### Task data
--*--

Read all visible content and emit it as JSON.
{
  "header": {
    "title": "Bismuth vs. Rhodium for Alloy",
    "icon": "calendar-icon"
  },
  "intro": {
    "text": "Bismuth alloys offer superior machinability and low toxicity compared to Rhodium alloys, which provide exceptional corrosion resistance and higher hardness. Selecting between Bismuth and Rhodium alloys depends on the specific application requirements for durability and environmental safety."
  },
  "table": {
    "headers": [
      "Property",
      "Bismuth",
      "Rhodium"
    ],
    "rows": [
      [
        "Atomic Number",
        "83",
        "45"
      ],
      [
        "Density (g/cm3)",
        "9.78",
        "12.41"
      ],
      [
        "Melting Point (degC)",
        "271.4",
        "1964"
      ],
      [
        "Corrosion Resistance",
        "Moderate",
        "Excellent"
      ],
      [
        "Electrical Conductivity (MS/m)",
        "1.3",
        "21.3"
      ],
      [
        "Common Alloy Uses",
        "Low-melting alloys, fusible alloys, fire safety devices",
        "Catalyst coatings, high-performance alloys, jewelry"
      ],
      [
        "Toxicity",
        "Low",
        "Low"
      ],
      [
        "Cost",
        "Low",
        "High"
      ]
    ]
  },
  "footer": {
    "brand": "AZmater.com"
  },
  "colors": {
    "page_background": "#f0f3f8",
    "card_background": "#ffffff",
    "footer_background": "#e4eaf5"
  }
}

--*--

### Exercise goal
Note how many lines in the listing above hold the string "Rhodium", then give only that figure.

### Expected answer
3